◆ **Prompt 1**
Starting at the first line of the records and ending with the line that contains "y-tick-label: 300 — [70, 558, 95, 575]", swap "x-tick-label" for "x-axis-tick" and give those lines again with nothing else changed.

*** Supplied passage

Therefore, for Schweitzer, “righteousness by faith” was relegated to a “survival”—a
leftover from this secondary framework. In this direction, the search for the
doctrinal center of Paul’s theology continued, but this selective method meant
that Paul’s “entire” gospel could not be considered as a whole. Some parts of
the Pauline epistles had to be set aside or at least treated as secondary.
Schweitzer considered Romans Chapters 1–5 and much of Galatians to be
peripheral rather than central to Paul’s theological substance. Thus, debate
continued between “rabbinic (Jewish)” and “Hellenistic” elements regarding the
‘core’ of Paul’s theology.
Schweitzer claimed that the core of Paul’s theology was
Christ-mysticism—that is, the means by which the Church, being “with Christ”
and “in Christ,” participates in Christ’s death and resurrection. This union
must be understood not in the context of Hellenistic dualism, but in the
context of Jewish eschatology. Paul’s doctrine, Schweitzer argued, is entirely
rooted in Jesus’ eschatological preaching about the imminent Kingdom of God.
For Jesus, the Kingdom of God was still a future (imminent)
reality. But Paul faced an entirely new situation: a radical shift occurred in
the eschatological framework. The eschaton (ἔσχατον), the end-time, had
become present in the resurrection of Christ. Paul had to address how this
inbreaking of the eschaton now related to clear end-time expectations—like the
resurrection of the dead or the final judgment—which had not yet occurred.

******
*** Material for this exercise

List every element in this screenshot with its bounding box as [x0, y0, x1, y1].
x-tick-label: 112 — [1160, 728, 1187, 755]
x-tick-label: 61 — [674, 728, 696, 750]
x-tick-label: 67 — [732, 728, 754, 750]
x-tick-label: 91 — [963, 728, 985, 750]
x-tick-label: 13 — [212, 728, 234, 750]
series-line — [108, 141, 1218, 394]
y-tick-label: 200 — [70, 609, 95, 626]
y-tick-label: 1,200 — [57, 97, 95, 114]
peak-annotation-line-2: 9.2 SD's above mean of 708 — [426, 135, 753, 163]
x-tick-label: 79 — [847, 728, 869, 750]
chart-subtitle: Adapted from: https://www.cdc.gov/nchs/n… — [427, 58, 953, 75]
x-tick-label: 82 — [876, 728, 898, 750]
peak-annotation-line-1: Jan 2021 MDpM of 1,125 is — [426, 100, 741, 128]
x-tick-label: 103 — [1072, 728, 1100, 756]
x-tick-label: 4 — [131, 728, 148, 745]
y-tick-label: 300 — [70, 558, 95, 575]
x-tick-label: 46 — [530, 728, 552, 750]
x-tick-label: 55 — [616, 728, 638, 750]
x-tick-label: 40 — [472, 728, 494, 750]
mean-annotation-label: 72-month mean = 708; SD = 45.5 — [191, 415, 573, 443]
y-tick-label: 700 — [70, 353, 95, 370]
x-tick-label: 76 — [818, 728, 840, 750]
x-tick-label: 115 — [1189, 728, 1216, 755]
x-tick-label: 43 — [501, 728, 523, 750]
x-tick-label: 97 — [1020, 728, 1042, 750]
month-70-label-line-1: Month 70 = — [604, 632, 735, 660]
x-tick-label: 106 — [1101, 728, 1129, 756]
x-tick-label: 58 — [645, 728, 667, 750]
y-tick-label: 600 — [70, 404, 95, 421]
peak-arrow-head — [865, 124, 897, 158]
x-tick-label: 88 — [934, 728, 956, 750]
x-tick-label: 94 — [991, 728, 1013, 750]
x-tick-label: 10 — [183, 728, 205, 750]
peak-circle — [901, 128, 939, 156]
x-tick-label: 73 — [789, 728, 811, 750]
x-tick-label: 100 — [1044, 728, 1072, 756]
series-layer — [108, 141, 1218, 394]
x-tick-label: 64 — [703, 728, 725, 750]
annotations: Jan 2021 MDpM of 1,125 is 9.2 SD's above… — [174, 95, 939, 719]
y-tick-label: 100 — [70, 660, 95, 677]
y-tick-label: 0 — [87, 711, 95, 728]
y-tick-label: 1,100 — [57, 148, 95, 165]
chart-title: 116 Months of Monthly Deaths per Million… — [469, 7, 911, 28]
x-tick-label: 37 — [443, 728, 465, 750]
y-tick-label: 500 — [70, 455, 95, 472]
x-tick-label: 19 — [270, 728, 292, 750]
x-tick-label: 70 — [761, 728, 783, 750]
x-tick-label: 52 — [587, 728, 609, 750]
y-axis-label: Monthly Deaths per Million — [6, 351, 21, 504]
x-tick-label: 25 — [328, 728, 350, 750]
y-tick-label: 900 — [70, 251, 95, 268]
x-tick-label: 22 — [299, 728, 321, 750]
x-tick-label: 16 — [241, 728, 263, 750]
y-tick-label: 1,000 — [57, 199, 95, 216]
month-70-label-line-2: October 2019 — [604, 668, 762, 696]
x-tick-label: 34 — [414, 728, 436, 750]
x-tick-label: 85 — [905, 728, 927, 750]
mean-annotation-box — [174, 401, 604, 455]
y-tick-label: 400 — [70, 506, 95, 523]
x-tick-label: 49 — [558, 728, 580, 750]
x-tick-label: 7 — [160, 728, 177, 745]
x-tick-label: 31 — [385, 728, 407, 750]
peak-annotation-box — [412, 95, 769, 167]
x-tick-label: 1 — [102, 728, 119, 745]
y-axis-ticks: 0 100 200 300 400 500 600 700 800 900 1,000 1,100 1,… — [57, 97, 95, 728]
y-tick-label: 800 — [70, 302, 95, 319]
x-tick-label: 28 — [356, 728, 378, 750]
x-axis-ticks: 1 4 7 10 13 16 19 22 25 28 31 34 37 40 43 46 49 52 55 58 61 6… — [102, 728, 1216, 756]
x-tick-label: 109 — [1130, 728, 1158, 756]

******

◆ **Prompt 2**
According to the passage on Schweitzer's reading of Paul, why did Paul face an entirely new situation compared with Jesus?

◆ **Complete response 1**
List every element in this screenshot with its bounding box as [x0, y0, x1, y1].
x-axis-tick: 112 — [1160, 728, 1187, 755]
x-axis-tick: 61 — [674, 728, 696, 750]
x-axis-tick: 67 — [732, 728, 754, 750]
x-axis-tick: 91 — [963, 728, 985, 750]
x-axis-tick: 13 — [212, 728, 234, 750]
series-line — [108, 141, 1218, 394]
y-tick-label: 200 — [70, 609, 95, 626]
y-tick-label: 1,200 — [57, 97, 95, 114]
peak-annotation-line-2: 9.2 SD's above mean of 708 — [426, 135, 753, 163]
x-axis-tick: 79 — [847, 728, 869, 750]
chart-subtitle: Adapted from: https://www.cdc.gov/nchs/n… — [427, 58, 953, 75]
x-axis-tick: 82 — [876, 728, 898, 750]
peak-annotation-line-1: Jan 2021 MDpM of 1,125 is — [426, 100, 741, 128]
x-axis-tick: 103 — [1072, 728, 1100, 756]
x-axis-tick: 4 — [131, 728, 148, 745]
y-tick-label: 300 — [70, 558, 95, 575]

◆ **Complete response 2**
For Jesus, the Kingdom of God was still a future, imminent reality, but for Paul a radical shift had occurred because the eschaton had become present in the resurrection of Christ. Paul therefore had to address how this inbreaking of the end-time related to expectations such as the resurrection of the dead and the final judgment, which had not yet occurred.